[Stored entries]
===
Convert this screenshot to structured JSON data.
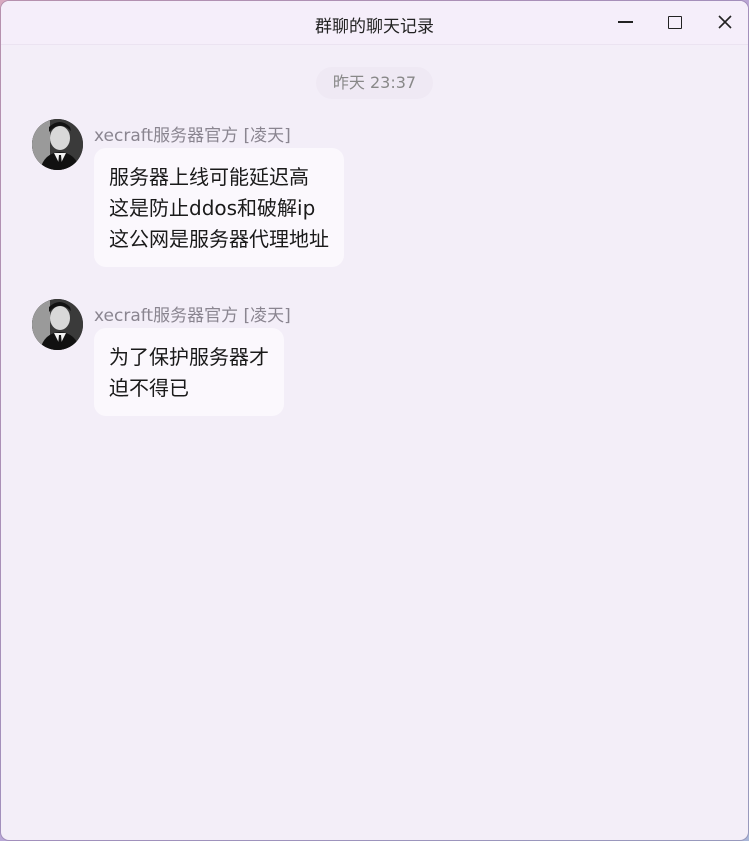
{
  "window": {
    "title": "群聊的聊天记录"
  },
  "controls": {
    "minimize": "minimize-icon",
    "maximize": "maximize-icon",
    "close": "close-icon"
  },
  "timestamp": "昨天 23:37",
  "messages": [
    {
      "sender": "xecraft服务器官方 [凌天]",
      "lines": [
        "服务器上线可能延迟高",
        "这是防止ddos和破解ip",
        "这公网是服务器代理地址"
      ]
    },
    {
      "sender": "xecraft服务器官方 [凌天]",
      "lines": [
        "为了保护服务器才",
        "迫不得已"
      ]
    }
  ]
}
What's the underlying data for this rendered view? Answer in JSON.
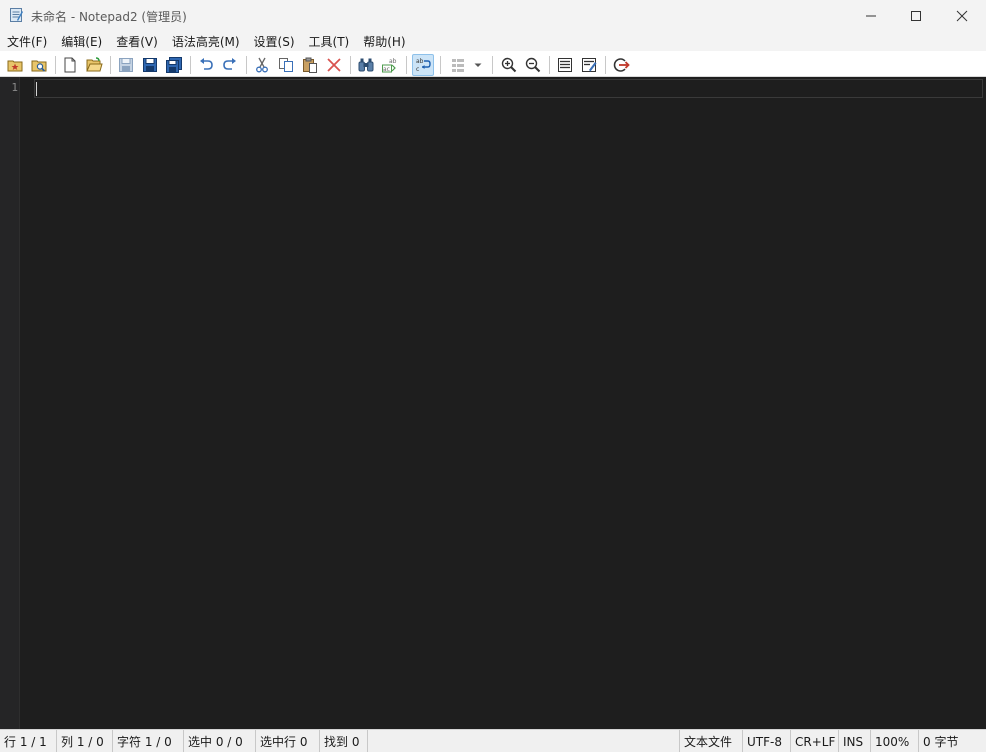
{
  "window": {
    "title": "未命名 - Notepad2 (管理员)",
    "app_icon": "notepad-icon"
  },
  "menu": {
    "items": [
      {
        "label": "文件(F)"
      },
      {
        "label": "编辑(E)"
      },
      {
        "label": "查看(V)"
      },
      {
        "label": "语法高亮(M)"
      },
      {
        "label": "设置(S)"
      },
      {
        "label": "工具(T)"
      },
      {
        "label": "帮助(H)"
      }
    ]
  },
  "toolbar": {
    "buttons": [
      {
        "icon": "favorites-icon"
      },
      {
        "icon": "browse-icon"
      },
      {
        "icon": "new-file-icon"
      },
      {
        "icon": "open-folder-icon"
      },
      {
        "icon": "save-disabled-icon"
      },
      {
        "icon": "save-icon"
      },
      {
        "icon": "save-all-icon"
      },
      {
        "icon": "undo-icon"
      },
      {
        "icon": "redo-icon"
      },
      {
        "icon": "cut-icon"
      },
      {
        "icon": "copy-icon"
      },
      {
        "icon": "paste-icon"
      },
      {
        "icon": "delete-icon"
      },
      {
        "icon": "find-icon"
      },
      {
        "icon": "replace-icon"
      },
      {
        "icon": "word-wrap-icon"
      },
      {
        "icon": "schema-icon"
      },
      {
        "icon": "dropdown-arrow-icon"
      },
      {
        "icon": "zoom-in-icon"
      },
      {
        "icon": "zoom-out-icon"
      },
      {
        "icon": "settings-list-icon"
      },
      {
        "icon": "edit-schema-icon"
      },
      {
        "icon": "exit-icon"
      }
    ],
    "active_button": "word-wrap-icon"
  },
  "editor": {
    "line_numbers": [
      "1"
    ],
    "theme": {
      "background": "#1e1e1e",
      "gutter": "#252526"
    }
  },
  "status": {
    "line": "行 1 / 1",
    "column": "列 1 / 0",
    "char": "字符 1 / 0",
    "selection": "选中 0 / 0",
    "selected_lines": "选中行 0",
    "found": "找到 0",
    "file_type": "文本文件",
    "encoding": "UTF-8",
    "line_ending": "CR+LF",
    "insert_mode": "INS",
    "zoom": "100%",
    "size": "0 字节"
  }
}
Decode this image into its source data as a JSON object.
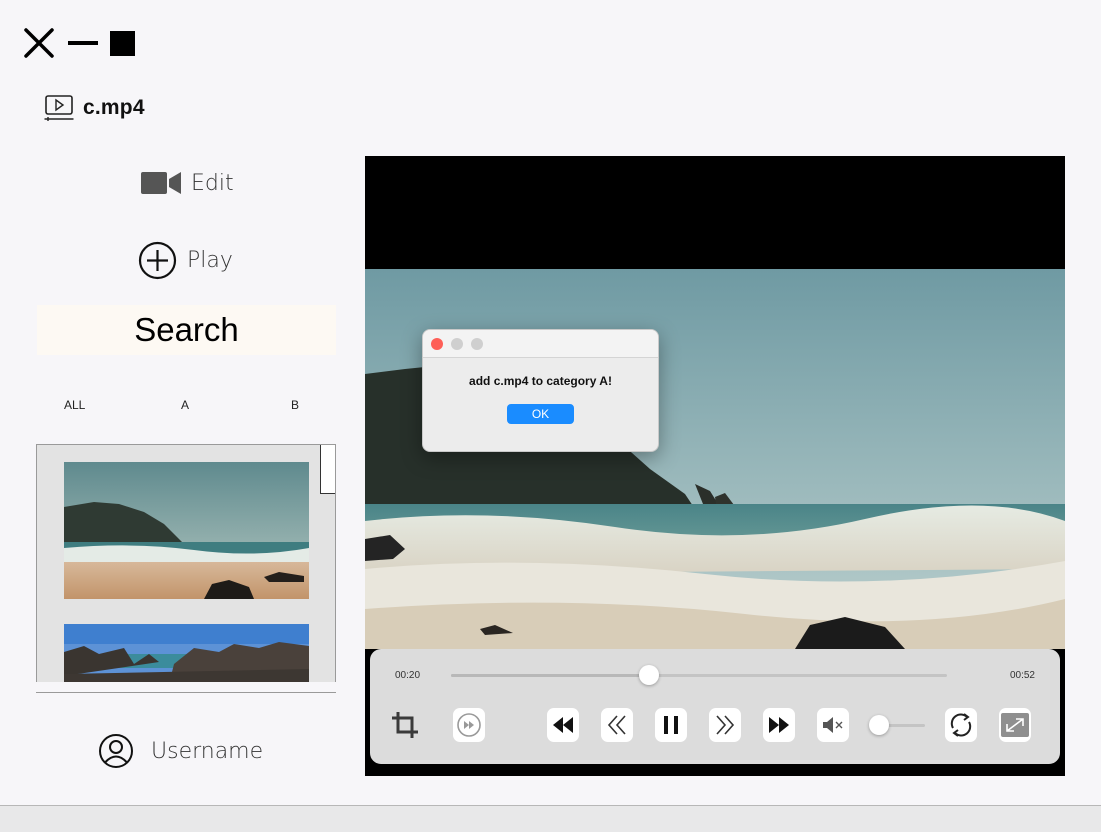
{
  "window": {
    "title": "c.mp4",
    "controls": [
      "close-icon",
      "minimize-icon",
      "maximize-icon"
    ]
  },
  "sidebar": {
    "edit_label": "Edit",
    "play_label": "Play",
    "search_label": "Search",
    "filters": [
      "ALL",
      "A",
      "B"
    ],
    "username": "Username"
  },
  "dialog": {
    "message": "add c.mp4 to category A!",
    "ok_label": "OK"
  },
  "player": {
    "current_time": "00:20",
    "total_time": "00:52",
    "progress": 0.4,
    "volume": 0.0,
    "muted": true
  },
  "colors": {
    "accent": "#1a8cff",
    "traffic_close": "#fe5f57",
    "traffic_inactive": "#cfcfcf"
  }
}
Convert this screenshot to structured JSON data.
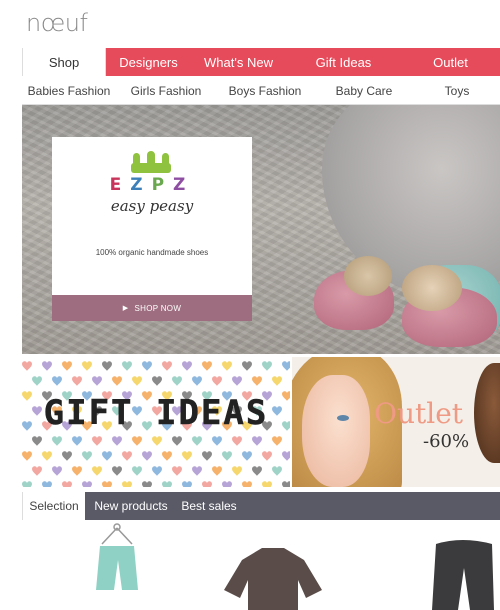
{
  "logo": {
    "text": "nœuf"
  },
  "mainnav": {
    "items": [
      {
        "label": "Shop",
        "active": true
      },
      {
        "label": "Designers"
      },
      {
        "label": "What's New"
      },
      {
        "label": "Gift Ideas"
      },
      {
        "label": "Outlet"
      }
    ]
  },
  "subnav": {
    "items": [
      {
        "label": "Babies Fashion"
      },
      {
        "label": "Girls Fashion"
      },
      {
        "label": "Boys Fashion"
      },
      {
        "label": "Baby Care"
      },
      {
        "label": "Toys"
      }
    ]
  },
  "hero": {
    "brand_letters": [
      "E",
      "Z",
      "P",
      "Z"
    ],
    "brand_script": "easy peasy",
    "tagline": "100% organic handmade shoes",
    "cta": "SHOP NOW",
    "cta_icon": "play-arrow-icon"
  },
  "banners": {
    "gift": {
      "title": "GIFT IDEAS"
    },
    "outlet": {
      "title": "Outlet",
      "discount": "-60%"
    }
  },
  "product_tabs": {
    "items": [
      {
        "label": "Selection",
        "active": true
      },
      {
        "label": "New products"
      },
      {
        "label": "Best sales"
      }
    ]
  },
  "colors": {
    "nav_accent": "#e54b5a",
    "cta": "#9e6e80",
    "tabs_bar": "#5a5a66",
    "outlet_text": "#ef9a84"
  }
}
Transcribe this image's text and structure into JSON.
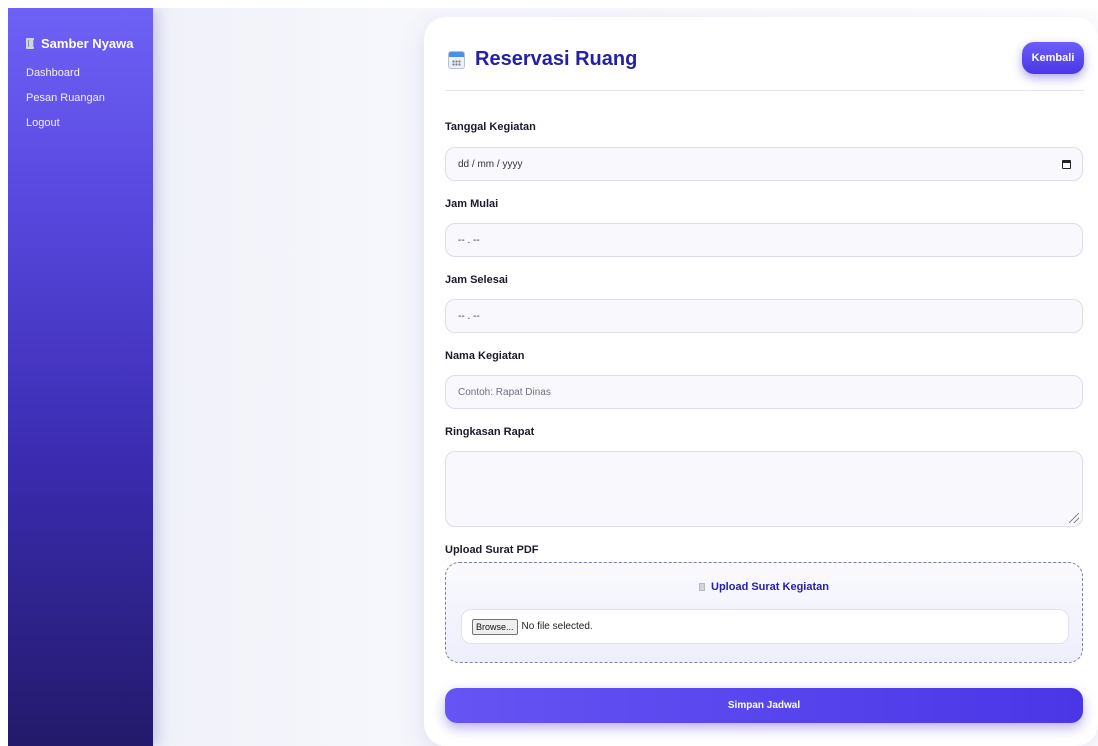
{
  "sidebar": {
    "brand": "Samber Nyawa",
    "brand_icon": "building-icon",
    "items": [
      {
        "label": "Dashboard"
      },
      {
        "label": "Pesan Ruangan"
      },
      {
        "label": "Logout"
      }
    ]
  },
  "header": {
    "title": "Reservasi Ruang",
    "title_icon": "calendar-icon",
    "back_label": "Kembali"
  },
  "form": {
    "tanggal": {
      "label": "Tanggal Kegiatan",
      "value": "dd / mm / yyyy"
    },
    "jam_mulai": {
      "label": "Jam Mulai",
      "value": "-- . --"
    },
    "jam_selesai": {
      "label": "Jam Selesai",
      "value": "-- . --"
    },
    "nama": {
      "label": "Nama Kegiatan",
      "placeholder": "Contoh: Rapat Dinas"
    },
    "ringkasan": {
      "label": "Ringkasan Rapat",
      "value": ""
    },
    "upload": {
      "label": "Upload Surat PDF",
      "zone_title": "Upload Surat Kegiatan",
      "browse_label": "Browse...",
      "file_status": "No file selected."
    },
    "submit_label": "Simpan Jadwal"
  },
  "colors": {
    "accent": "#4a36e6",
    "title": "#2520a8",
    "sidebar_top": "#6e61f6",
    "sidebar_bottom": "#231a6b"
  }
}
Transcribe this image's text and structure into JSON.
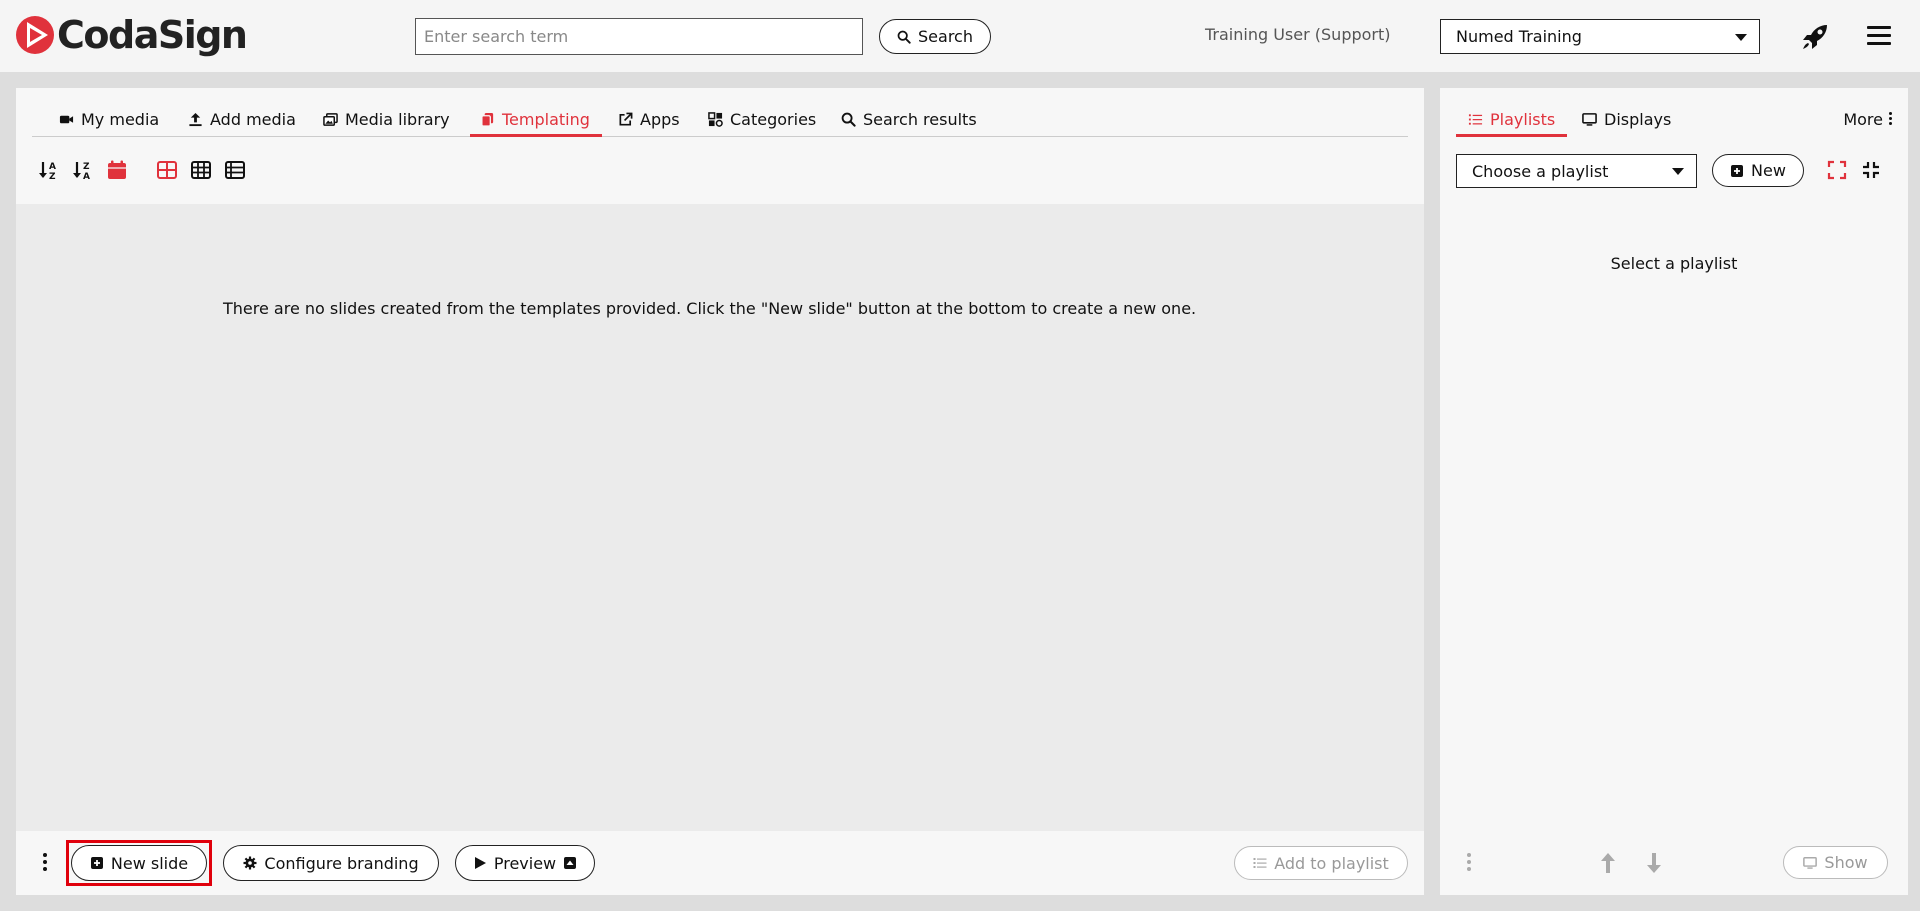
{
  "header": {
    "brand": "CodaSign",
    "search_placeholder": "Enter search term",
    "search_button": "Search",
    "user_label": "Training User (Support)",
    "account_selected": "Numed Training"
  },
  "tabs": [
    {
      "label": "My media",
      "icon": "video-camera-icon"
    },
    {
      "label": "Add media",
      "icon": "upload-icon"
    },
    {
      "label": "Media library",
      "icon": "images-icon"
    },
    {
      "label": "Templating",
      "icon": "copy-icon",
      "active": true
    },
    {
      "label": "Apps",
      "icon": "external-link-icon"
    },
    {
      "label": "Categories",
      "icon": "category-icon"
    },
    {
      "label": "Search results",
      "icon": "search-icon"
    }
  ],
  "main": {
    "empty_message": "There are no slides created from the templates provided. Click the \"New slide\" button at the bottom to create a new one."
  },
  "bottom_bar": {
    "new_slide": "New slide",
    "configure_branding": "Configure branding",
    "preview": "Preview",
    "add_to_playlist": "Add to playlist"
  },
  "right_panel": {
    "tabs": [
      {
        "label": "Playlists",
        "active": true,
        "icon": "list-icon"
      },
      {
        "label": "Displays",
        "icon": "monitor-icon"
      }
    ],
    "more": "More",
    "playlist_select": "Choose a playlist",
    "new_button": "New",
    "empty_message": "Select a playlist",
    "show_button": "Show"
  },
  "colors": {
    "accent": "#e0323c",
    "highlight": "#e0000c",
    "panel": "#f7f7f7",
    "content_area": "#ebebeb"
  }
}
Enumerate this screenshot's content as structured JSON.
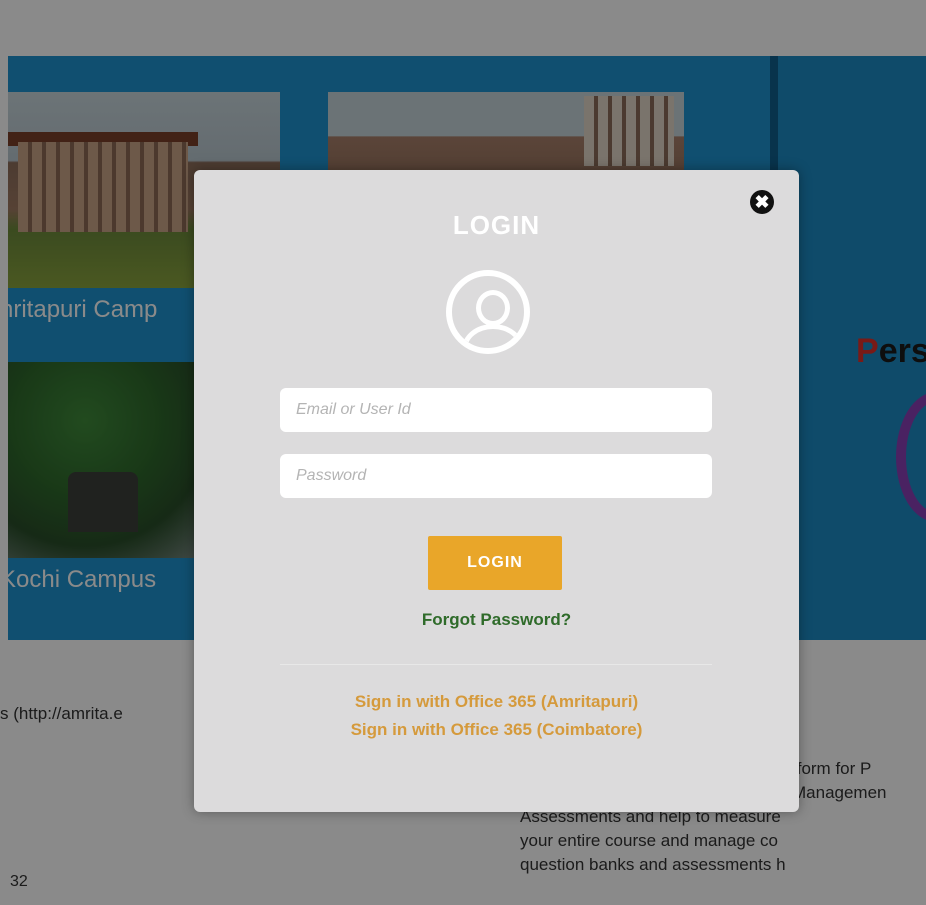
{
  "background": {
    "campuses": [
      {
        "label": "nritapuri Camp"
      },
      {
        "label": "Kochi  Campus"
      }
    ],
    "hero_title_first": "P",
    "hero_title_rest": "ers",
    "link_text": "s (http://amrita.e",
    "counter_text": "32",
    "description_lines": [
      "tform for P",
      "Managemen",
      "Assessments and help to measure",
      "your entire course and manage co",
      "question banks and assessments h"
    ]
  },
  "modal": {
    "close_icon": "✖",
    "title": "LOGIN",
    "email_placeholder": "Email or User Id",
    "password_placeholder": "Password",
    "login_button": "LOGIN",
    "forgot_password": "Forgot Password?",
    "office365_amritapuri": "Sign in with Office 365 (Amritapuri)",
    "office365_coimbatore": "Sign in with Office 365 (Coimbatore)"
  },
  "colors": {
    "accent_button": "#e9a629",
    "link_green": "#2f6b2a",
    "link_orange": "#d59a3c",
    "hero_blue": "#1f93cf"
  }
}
===
◆ **Written request**: Scan the records above for the string "zoom", then report every line that contains it.

◆ **Correct result**:
        "icon": "zoom-in-icon"
        "icon": "zoom-out-icon"
    "zoom": "100%",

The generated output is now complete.